Word for word, retype every entry in the listing.

[begin RECORDS PROVIDED]

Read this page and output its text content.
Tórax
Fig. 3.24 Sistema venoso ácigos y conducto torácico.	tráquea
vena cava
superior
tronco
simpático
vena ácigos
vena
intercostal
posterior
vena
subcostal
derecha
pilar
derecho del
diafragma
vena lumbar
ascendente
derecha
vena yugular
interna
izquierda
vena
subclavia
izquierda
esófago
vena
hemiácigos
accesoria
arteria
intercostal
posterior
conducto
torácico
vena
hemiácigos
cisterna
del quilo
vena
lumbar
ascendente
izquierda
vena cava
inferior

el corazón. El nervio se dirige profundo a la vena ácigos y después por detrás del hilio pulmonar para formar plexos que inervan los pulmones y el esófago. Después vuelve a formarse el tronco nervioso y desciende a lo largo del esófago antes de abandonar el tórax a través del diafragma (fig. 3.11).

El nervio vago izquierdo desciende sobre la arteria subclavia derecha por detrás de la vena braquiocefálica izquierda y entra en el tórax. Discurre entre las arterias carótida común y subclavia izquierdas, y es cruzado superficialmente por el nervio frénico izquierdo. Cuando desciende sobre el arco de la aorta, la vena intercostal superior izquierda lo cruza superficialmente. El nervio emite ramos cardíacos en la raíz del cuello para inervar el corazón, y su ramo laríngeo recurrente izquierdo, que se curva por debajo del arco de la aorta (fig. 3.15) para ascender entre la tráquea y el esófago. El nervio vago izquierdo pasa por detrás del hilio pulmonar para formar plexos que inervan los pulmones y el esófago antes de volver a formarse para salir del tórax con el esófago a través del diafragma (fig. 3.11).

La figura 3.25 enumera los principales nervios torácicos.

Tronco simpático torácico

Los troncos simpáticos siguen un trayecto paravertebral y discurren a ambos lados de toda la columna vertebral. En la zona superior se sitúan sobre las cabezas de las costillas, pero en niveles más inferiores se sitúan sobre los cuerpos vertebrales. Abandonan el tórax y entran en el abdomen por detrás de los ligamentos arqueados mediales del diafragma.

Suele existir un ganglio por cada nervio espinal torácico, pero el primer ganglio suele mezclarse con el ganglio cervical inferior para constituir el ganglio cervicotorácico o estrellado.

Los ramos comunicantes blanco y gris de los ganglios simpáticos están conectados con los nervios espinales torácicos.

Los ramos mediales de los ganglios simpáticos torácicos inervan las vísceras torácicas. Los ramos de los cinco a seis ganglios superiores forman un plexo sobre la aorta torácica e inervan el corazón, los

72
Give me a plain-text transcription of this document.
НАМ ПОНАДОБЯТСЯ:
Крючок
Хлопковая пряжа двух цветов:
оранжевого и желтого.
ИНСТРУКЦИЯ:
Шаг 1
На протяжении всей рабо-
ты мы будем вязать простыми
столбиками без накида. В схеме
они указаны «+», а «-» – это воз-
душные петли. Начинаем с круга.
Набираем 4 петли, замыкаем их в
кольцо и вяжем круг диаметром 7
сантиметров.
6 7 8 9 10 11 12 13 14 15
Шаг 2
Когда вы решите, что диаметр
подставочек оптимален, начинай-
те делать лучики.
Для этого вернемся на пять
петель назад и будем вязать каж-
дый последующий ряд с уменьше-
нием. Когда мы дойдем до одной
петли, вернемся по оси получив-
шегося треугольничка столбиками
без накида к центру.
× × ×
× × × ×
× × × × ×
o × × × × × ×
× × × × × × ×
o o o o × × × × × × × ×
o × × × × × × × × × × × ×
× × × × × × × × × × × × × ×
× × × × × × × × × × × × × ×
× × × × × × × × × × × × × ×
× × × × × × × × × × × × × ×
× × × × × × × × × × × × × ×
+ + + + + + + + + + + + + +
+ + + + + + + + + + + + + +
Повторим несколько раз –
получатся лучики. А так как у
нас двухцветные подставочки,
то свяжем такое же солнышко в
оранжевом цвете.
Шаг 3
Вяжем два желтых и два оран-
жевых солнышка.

[end RECORDS PROVIDED]

§ **WORKED ANSWER**
Read this page and output its text content.
Tórax
Fig. 3.24 Sistema venoso ácigos y conducto torácico.	tráquea
vena cava
superior
tronco
simpático
vena ácigos
vena
intercostal
posterior
vena
subcostal
derecha
pilar
derecho del
diafragma
vena lumbar
ascendente
derecha
vena yugular
interna
izquierda
vena
subclavia
izquierda
esófago
vena
hemiácigos
accesoria
arteria
intercostal
posterior
conducto
torácico
vena
hemiácigos
cisterna
del quilo
vena
lumbar
ascendente
izquierda
vena cava
inferior

el corazón. El nervio se dirige profundo a la vena ácigos y después por detrás del hilio pulmonar para formar plexos que inervan los pulmones y el esófago. Después vuelve a formarse el tronco nervioso y desciende a lo largo del esófago antes de abandonar el tórax a través del diafragma (fig. 3.11).

El nervio vago izquierdo desciende sobre la arteria subclavia derecha por detrás de la vena braquiocefálica izquierda y entra en el tórax. Discurre entre las arterias carótida común y subclavia izquierdas, y es cruzado superficialmente por el nervio frénico izquierdo. Cuando desciende sobre el arco de la aorta, la vena intercostal superior izquierda lo cruza superficialmente. El nervio emite ramos cardíacos en la raíz del cuello para inervar el corazón, y su ramo laríngeo recurrente izquierdo, que se curva por debajo del arco de la aorta (fig. 3.15) para ascender entre la tráquea y el esófago. El nervio vago izquierdo pasa por detrás del hilio pulmonar para formar plexos que inervan los pulmones y el esófago antes de volver a formarse para salir del tórax con el esófago a través del diafragma (fig. 3.11).

La figura 3.25 enumera los principales nervios torácicos.

Tronco simpático torácico

Los troncos simpáticos siguen un trayecto paravertebral y discurren a ambos lados de toda la columna vertebral. En la zona superior se sitúan sobre las cabezas de las costillas, pero en niveles más inferiores se sitúan sobre los cuerpos vertebrales. Abandonan el tórax y entran en el abdomen por detrás de los ligamentos arqueados mediales del diafragma.

Suele existir un ganglio por cada nervio espinal torácico, pero el primer ganglio suele mezclarse con el ganglio cervical inferior para constituir el ganglio cervicotorácico o estrellado.

Los ramos comunicantes blanco y gris de los ganglios simpáticos están conectados con los nervios espinales torácicos.

Los ramos mediales de los ganglios simpáticos torácicos inervan las vísceras torácicas. Los ramos de los cinco a seis ganglios superiores forman un plexo sobre la aorta torácica e inervan el corazón, los

72
Give me a plain-text transcription of this document.
НАМ ПОНАДОБЯТСЯ:
Крючок
Хлопковая пряжа двух цветов:
оранжевого и желтого.
ИНСТРУКЦИЯ:
Шаг 1
На протяжении всей рабо-
ты мы будем вязать простыми
столбиками без накида. В схеме
они указаны «+», а «-» – это воз-
душные петли. Начинаем с круга.
Набираем 4 петли, замыкаем их в
кольцо и вяжем круг диаметром 7
сантиметров.
6 7 8 9 10 11 12 13 14 15
Шаг 2
Когда вы решите, что диаметр
подставочек оптимален, начинай-
те делать лучики.
Для этого вернемся на пять
петель назад и будем вязать каж-
дый последующий ряд с уменьше-
нием. Когда мы дойдем до одной
петли, вернемся по оси получив-
шегося треугольничка столбиками
без накида к центру.
× × ×
× × × ×
× × × × ×
o × × × × × ×
× × × × × × ×
o o o o × × × × × × × ×
o × × × × × × × × × × × ×
× × × × × × × × × × × × × ×
× × × × × × × × × × × × × ×
× × × × × × × × × × × × × ×
× × × × × × × × × × × × × ×
× × × × × × × × × × × × × ×
+ + + + + + + + + + + + + +
+ + + + + + + + + + + + + +
Повторим несколько раз –
получатся лучики. А так как у
нас двухцветные подставочки,
то свяжем такое же солнышко в
оранжевом цвете.
Шаг 3
Вяжем два желтых и два оран-
жевых солнышка.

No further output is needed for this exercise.